Below are records. Copy every line with "this" in it.

— begin Given data —

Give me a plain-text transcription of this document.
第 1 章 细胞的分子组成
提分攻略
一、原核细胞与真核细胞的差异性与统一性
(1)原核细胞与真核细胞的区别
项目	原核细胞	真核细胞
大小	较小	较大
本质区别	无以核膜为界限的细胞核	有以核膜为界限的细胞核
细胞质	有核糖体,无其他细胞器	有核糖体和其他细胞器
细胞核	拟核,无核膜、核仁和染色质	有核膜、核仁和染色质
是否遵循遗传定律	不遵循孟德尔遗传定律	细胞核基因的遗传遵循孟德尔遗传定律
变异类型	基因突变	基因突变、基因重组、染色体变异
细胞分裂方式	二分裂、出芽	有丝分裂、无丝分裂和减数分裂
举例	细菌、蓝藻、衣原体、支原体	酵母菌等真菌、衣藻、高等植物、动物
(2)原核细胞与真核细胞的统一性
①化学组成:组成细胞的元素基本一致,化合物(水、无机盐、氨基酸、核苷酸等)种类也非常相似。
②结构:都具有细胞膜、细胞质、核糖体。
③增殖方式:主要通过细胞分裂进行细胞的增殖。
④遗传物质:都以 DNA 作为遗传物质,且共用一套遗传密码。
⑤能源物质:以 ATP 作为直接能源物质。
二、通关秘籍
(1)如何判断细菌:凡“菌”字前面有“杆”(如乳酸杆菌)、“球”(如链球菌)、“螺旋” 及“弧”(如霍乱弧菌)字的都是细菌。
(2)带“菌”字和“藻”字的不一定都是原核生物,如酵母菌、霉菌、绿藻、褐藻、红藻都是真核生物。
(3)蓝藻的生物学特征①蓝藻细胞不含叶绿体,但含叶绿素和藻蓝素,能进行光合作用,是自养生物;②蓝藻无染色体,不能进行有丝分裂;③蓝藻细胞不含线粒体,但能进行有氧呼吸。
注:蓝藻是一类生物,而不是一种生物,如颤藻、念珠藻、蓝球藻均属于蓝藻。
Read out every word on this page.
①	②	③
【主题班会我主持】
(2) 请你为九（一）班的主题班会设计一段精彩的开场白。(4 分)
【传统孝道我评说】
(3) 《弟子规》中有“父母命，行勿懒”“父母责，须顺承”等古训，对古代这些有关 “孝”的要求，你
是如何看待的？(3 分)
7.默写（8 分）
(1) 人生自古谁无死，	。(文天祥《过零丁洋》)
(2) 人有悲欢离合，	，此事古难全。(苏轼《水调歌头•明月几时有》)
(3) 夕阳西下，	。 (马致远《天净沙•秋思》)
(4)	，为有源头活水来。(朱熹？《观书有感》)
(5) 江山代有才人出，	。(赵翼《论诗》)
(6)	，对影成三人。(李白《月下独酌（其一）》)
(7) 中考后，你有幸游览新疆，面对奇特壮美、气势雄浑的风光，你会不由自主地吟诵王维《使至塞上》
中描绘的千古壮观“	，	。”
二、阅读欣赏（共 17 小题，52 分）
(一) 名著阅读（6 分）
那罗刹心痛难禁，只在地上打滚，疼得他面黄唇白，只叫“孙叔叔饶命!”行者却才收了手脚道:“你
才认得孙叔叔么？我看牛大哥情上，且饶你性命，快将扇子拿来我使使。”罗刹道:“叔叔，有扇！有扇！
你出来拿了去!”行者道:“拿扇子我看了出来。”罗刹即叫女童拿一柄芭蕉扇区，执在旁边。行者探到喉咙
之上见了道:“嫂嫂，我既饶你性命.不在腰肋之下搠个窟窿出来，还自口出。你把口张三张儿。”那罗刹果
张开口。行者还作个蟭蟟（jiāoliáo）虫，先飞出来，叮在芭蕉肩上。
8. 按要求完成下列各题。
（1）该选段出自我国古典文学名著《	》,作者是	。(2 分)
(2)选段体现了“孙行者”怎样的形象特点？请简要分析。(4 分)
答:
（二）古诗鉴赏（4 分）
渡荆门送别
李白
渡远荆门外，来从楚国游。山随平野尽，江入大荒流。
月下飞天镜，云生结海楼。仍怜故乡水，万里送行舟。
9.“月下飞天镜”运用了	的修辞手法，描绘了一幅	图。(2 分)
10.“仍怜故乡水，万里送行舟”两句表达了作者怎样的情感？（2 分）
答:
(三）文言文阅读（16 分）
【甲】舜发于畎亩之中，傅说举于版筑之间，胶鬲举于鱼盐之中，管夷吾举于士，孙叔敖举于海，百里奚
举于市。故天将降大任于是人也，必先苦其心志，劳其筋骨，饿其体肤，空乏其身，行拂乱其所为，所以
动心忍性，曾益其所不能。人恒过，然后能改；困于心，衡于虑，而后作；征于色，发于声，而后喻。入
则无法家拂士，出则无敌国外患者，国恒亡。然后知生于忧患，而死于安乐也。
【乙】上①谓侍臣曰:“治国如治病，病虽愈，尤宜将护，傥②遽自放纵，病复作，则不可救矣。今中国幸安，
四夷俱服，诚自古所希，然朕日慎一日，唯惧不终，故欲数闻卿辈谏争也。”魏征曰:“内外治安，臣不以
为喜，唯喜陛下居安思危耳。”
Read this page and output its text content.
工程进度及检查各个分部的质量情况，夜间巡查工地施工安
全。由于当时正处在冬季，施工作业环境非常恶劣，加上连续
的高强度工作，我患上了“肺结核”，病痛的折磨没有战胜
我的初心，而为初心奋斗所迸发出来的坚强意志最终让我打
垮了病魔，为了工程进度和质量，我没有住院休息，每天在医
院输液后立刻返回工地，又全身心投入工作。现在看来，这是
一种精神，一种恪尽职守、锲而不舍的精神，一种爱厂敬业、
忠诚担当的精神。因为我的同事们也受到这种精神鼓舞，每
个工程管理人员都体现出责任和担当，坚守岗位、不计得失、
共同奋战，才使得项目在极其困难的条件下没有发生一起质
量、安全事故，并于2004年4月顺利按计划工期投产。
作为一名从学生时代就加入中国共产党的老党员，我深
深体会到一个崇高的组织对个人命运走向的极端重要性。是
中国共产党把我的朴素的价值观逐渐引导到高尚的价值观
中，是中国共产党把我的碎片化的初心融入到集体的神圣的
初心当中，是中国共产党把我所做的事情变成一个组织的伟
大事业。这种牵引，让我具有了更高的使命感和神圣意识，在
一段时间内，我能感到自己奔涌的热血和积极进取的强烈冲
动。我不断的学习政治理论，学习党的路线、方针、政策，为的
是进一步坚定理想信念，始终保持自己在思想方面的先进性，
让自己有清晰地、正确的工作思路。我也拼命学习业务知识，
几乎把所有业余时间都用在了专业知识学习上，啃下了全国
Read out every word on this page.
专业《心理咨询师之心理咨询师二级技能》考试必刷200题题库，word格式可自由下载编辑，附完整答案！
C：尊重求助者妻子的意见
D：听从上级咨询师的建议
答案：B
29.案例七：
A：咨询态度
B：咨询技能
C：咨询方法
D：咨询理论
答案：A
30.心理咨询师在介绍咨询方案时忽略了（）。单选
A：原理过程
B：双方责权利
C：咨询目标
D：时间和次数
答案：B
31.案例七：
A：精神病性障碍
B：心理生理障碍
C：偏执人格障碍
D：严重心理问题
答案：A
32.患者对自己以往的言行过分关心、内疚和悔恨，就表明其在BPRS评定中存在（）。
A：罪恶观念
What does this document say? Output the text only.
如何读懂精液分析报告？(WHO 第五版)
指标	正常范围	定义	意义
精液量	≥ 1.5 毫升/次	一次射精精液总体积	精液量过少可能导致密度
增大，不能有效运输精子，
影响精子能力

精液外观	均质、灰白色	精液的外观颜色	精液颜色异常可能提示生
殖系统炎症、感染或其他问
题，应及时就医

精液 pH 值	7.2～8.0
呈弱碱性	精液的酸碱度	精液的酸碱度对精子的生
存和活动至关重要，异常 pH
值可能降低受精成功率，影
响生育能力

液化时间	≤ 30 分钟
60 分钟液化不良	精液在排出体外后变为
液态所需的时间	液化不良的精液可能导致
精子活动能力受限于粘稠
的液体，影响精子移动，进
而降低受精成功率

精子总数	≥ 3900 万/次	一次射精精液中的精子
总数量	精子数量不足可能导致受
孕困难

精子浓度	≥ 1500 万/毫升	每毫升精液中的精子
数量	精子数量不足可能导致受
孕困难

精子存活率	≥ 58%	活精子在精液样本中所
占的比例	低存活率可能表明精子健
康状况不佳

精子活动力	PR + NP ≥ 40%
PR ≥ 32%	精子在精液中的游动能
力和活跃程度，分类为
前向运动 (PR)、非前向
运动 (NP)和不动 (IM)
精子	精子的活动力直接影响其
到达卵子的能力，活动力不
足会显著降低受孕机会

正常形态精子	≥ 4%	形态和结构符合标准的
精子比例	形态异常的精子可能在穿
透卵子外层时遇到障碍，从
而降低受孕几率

— end Given data —

> [Exercise output]:
Give me a plain-text transcription of this document.
Read out every word on this page.
Read this page and output its text content.
Read out every word on this page.
What does this document say? Output the text only.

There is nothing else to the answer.